[start]

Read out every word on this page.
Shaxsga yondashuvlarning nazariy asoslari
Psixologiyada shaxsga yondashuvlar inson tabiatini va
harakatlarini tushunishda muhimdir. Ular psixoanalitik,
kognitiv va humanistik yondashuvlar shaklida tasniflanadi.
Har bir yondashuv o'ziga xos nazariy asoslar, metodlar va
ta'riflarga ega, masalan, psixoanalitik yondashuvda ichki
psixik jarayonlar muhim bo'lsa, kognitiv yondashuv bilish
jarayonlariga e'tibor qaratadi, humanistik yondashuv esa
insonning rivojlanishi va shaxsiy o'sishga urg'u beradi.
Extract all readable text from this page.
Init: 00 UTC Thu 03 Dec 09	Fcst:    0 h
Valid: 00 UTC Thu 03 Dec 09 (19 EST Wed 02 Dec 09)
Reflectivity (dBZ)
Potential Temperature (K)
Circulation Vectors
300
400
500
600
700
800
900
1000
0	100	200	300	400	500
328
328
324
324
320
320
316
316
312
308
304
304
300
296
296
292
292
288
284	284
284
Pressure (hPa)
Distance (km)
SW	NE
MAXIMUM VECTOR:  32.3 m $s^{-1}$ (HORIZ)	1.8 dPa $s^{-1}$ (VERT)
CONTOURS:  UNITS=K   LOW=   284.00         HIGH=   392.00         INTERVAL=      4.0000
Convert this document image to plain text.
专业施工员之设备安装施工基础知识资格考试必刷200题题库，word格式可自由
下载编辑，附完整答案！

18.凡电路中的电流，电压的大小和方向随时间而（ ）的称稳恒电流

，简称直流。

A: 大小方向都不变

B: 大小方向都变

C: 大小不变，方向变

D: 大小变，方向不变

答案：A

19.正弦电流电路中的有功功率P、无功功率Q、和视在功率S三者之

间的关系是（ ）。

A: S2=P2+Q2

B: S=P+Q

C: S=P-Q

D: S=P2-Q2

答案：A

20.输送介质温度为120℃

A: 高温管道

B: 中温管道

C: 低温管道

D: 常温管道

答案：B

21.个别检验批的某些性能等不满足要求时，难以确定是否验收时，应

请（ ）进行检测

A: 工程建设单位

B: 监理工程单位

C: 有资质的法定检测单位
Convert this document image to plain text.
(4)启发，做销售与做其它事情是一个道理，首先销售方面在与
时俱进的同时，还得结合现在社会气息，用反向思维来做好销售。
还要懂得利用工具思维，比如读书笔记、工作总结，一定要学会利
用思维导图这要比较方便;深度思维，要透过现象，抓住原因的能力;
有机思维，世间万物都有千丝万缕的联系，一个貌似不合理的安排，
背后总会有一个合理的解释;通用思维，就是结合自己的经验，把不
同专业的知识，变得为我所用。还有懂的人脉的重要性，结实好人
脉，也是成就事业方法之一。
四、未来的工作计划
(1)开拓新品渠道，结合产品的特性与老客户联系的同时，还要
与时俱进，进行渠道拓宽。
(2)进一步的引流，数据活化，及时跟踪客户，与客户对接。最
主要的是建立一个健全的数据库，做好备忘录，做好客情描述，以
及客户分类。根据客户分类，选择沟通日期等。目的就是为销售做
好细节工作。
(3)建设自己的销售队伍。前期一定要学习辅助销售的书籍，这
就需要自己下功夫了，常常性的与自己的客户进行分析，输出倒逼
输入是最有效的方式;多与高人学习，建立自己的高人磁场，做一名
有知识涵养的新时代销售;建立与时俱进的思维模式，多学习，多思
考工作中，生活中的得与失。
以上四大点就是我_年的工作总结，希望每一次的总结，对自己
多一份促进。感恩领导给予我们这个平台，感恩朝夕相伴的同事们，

[end]

## [THE TASK]
The records above should all be quoted exactly, please.

## [OUTPUT OF THE EXERCISE]
Read out every word on this page.
Shaxsga yondashuvlarning nazariy asoslari
Psixologiyada shaxsga yondashuvlar inson tabiatini va
harakatlarini tushunishda muhimdir. Ular psixoanalitik,
kognitiv va humanistik yondashuvlar shaklida tasniflanadi.
Har bir yondashuv o'ziga xos nazariy asoslar, metodlar va
ta'riflarga ega, masalan, psixoanalitik yondashuvda ichki
psixik jarayonlar muhim bo'lsa, kognitiv yondashuv bilish
jarayonlariga e'tibor qaratadi, humanistik yondashuv esa
insonning rivojlanishi va shaxsiy o'sishga urg'u beradi.
Extract all readable text from this page.
Init: 00 UTC Thu 03 Dec 09	Fcst:    0 h
Valid: 00 UTC Thu 03 Dec 09 (19 EST Wed 02 Dec 09)
Reflectivity (dBZ)
Potential Temperature (K)
Circulation Vectors
300
400
500
600
700
800
900
1000
0	100	200	300	400	500
328
328
324
324
320
320
316
316
312
308
304
304
300
296
296
292
292
288
284	284
284
Pressure (hPa)
Distance (km)
SW	NE
MAXIMUM VECTOR:  32.3 m $s^{-1}$ (HORIZ)	1.8 dPa $s^{-1}$ (VERT)
CONTOURS:  UNITS=K   LOW=   284.00         HIGH=   392.00         INTERVAL=      4.0000
Convert this document image to plain text.
专业施工员之设备安装施工基础知识资格考试必刷200题题库，word格式可自由
下载编辑，附完整答案！

18.凡电路中的电流，电压的大小和方向随时间而（ ）的称稳恒电流

，简称直流。

A: 大小方向都不变

B: 大小方向都变

C: 大小不变，方向变

D: 大小变，方向不变

答案：A

19.正弦电流电路中的有功功率P、无功功率Q、和视在功率S三者之

间的关系是（ ）。

A: S2=P2+Q2

B: S=P+Q

C: S=P-Q

D: S=P2-Q2

答案：A

20.输送介质温度为120℃

A: 高温管道

B: 中温管道

C: 低温管道

D: 常温管道

答案：B

21.个别检验批的某些性能等不满足要求时，难以确定是否验收时，应

请（ ）进行检测

A: 工程建设单位

B: 监理工程单位

C: 有资质的法定检测单位
Convert this document image to plain text.
(4)启发，做销售与做其它事情是一个道理，首先销售方面在与
时俱进的同时，还得结合现在社会气息，用反向思维来做好销售。
还要懂得利用工具思维，比如读书笔记、工作总结，一定要学会利
用思维导图这要比较方便;深度思维，要透过现象，抓住原因的能力;
有机思维，世间万物都有千丝万缕的联系，一个貌似不合理的安排，
背后总会有一个合理的解释;通用思维，就是结合自己的经验，把不
同专业的知识，变得为我所用。还有懂的人脉的重要性，结实好人
脉，也是成就事业方法之一。
四、未来的工作计划
(1)开拓新品渠道，结合产品的特性与老客户联系的同时，还要
与时俱进，进行渠道拓宽。
(2)进一步的引流，数据活化，及时跟踪客户，与客户对接。最
主要的是建立一个健全的数据库，做好备忘录，做好客情描述，以
及客户分类。根据客户分类，选择沟通日期等。目的就是为销售做
好细节工作。
(3)建设自己的销售队伍。前期一定要学习辅助销售的书籍，这
就需要自己下功夫了，常常性的与自己的客户进行分析，输出倒逼
输入是最有效的方式;多与高人学习，建立自己的高人磁场，做一名
有知识涵养的新时代销售;建立与时俱进的思维模式，多学习，多思
考工作中，生活中的得与失。
以上四大点就是我_年的工作总结，希望每一次的总结，对自己
多一份促进。感恩领导给予我们这个平台，感恩朝夕相伴的同事们，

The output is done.